**Work order 1**
Answer these questions about the uprobe email thread, marking your answers (a), (b) and (c):
(a) On what date did Oleg Nesterov write his message?
(b) In Oleg's scenario with multiple consumers, what does the first consumer change?
(c) What would the flag that Jiri Olsa proposes adding to the consumer ensure?
**Work order 2**
Pick up the uprobe email thread after its last line and continue it.

═══ Document segment ═══

On Mon, Aug 04, 2025 at 10:12:15AM +0200, Jiri Olsa wrote:
> On Sat, Aug 02, 2025 at 12:34:27PM +0200, Oleg Nesterov wrote:
> > On 08/01, Jiri Olsa wrote:
> > >
> > > If uprobe handler changes instruction pointer we still execute single
> > > step) or emulate the original instruction and increment the (new) ip
> > > with its length.
> >
> > Yes... but what if we there are multiple consumers? The 1st one changes
> > instruction_pointer, the next is unaware. Or it may change regs->ip too...
>
> right, and I think that's already bad in current code
>
> how about we dd flag to the consumer that ensures it's the only consumer
> on the uprobe.. and we would skip original instruction execution for such
> uprobe if its consumer changes the regs->ip.. I'll try to come up with the
> patch
how about something like below?

═══ Data records ═══

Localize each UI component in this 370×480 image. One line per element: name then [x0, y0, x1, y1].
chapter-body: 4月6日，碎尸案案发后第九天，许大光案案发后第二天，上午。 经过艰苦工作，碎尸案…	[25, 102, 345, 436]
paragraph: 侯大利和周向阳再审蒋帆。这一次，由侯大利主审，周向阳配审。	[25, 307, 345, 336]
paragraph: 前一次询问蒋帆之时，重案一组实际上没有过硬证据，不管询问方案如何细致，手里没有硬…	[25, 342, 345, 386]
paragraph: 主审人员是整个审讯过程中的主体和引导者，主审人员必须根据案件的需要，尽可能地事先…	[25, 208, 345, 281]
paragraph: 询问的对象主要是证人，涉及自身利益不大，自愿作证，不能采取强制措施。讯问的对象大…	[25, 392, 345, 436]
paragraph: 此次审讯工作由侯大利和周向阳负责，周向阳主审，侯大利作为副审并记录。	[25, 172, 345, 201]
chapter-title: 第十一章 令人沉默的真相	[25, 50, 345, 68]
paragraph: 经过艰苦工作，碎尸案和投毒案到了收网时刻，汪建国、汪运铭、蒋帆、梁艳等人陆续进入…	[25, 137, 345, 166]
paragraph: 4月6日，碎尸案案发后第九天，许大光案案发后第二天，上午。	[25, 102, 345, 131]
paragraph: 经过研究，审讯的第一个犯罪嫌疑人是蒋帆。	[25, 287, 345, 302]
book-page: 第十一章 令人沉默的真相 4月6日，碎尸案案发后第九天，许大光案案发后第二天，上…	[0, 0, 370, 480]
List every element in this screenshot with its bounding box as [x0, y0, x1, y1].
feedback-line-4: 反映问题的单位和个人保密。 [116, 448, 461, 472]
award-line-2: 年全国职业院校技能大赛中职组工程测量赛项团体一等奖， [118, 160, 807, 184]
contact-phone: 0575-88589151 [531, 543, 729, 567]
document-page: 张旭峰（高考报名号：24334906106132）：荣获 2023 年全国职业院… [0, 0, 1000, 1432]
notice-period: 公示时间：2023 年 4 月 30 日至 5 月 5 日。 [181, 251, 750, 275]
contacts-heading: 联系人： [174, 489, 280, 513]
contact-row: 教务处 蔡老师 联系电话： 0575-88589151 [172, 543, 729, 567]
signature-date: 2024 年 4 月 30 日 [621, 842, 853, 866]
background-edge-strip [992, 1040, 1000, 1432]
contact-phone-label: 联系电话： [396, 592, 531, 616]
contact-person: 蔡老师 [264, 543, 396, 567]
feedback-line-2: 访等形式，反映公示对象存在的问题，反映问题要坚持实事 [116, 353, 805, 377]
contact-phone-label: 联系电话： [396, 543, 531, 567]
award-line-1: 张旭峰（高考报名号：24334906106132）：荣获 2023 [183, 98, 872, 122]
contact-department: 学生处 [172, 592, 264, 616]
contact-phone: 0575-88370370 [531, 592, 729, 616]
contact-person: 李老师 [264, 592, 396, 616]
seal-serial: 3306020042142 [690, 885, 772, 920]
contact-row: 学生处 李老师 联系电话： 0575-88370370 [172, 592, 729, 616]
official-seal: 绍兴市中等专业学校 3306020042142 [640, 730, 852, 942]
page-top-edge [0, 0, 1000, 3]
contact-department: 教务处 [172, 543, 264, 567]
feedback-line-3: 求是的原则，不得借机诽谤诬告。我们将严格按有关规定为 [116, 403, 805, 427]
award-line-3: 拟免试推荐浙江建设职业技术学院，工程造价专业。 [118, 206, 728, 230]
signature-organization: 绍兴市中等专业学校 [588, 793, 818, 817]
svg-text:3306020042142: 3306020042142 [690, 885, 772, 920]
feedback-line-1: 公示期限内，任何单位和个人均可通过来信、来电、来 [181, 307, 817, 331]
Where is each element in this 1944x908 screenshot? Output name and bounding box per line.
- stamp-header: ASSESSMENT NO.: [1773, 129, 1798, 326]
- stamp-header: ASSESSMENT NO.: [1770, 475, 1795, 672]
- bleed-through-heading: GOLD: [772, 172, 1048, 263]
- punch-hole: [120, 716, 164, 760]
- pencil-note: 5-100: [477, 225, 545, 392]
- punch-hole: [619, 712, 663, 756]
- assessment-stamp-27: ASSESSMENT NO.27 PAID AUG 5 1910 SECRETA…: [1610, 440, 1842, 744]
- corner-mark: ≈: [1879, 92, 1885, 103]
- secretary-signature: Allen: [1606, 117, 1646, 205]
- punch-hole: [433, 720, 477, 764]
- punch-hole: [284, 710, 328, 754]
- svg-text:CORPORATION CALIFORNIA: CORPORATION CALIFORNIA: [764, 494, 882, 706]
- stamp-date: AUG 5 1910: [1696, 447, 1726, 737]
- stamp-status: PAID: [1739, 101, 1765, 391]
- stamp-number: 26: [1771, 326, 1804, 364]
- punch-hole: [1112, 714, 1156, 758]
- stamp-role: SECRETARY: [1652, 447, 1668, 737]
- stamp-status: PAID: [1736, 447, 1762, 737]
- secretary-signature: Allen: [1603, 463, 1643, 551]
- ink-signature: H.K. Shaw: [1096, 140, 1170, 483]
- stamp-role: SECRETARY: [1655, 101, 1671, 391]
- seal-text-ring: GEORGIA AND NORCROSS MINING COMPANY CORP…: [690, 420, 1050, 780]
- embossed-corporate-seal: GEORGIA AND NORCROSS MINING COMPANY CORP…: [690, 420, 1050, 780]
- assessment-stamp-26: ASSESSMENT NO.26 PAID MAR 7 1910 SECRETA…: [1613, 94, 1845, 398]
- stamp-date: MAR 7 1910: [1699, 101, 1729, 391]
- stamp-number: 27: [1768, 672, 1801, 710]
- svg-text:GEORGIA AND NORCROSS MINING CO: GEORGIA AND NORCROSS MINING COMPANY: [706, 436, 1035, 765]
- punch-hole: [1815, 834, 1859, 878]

═══

**Expected output 1**
(a) Saturday, August 2, 2025.
(b) The instruction_pointer.
(c) That the consumer is the only consumer on the uprobe.

**Expected output 2**
jirka
---
diff --git a/include/linux/uprobes.h b/include/linux/uprobes.h
index 516217c39094..b2c49a2d5468 100644
--- a/include/linux/uprobes.h
+++ b/include/linux/uprobes.h
@@ -59,6 +59,7 @@ struct uprobe_consumer {
struct list_head cons_node;
__u64 id; /* set when uprobe_consumer is registered */
+ bool is_unique; /* the only consumer on uprobe */
};
#ifdef CONFIG_UPROBES
diff --git a/kernel/events/uprobes.c b/kernel/events/uprobes.c
index f774367c8e71..b317f9fbbf5c 100644
--- a/kernel/events/uprobes.c
+++ b/kernel/events/uprobes.c
@@ -1014,14 +1014,32 @@ static struct uprobe *alloc_uprobe(struct inode *inode, loff_t offset,
return uprobe;
}
-static void consumer_add(struct uprobe *uprobe, struct uprobe_consumer *uc)
+static bool consumer_can_add(struct list_head *head, struct uprobe_consumer *uc)
+{
+ /* there's no consumer, free to add one */
+ if (list_empty(head))
+ return true;
+ /* uprobe has consumer(s), can't add unique one */
+ if (uc->is_unique)
+ return false;
+ /* uprobe has consumer(s), we can add one only if it's not unique consumer */
+ return !list_first_entry(head, struct uprobe_consumer, cons_node)->is_unique;
+}
+
+static int consumer_add(struct uprobe *uprobe, struct uprobe_consumer *uc)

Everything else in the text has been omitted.